** Aim **
Of the lines in this listing, how many contain the word "texture"? Give the number and nothing else.

** Records to use **
________________________________________

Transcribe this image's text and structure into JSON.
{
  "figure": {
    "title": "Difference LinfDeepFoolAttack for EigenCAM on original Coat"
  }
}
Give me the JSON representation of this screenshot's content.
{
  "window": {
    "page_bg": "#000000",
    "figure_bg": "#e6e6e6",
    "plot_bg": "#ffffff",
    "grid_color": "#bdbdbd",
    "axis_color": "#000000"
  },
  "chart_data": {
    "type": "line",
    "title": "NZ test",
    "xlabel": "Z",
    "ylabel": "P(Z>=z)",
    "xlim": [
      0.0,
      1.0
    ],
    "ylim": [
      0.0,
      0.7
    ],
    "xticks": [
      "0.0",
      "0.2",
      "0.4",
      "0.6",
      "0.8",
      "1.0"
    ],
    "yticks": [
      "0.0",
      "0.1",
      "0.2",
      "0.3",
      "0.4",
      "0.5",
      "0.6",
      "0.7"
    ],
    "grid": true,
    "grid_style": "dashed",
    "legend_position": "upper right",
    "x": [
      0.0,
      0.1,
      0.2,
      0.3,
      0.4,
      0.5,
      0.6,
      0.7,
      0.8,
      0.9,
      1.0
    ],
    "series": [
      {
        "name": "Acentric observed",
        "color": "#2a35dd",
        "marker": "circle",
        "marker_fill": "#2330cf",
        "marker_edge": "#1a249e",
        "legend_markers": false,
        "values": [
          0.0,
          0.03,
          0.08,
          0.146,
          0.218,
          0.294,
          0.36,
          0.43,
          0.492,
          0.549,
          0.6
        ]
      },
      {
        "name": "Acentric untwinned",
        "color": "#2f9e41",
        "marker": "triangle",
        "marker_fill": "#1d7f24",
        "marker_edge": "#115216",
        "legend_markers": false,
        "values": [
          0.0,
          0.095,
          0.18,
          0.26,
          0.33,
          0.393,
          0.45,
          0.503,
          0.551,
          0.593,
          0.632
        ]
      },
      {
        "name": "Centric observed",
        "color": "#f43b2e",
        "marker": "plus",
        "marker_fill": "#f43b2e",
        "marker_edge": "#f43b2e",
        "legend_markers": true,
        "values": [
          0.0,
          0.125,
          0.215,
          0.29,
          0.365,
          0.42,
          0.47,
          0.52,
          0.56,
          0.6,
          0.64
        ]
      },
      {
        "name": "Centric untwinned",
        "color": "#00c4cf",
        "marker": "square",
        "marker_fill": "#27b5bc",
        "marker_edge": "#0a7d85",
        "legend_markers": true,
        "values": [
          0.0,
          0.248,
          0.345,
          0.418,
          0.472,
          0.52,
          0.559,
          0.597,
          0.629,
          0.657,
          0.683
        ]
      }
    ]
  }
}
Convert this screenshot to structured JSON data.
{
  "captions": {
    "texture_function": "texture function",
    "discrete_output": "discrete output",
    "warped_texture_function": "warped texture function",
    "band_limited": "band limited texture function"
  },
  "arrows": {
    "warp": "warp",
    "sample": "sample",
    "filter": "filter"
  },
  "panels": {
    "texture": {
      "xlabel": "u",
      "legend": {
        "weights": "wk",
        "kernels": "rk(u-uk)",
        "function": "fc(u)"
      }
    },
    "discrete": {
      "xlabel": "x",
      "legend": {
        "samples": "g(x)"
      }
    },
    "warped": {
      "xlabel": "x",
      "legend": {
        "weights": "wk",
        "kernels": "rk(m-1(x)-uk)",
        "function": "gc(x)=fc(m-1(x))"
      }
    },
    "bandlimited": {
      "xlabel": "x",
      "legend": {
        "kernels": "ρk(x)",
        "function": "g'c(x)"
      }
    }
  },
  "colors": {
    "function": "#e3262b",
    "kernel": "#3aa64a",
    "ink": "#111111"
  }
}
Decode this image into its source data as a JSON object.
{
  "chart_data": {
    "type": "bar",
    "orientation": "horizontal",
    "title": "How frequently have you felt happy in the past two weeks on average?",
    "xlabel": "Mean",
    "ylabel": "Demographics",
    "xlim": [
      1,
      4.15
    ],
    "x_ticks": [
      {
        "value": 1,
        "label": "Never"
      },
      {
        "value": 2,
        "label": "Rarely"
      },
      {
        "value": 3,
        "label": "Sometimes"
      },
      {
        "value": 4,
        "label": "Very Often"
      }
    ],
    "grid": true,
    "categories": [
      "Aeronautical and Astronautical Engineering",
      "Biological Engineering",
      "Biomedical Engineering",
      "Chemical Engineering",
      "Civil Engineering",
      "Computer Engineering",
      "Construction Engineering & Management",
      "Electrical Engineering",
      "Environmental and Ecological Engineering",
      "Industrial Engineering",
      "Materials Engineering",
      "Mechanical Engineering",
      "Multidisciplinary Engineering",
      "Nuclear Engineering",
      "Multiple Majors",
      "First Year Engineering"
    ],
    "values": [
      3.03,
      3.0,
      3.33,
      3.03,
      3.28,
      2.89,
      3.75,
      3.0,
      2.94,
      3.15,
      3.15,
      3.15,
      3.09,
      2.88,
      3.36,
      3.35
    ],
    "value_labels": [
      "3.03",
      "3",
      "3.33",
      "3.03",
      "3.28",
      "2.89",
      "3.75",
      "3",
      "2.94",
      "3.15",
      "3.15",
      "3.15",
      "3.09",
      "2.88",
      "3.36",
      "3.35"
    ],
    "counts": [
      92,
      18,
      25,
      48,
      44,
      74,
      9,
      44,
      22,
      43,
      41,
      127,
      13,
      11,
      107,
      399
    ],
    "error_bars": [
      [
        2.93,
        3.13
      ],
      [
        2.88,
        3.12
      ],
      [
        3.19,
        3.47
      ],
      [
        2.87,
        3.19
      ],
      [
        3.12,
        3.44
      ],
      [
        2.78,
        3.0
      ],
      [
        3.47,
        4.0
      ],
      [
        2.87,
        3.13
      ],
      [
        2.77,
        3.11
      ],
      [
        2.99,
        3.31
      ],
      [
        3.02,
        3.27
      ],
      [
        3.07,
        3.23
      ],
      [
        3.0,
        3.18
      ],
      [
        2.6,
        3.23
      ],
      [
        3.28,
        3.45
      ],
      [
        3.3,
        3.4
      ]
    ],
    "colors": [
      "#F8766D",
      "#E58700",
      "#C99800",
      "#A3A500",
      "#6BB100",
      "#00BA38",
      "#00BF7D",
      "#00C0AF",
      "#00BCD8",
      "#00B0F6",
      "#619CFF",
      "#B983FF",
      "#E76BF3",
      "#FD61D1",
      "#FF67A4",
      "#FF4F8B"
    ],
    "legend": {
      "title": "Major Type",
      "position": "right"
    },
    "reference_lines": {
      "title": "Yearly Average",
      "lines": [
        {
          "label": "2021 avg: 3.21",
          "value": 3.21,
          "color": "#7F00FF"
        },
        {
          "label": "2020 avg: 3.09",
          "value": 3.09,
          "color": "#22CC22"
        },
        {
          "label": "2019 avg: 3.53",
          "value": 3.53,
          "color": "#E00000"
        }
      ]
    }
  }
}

________________________________________

** Result of this task **
4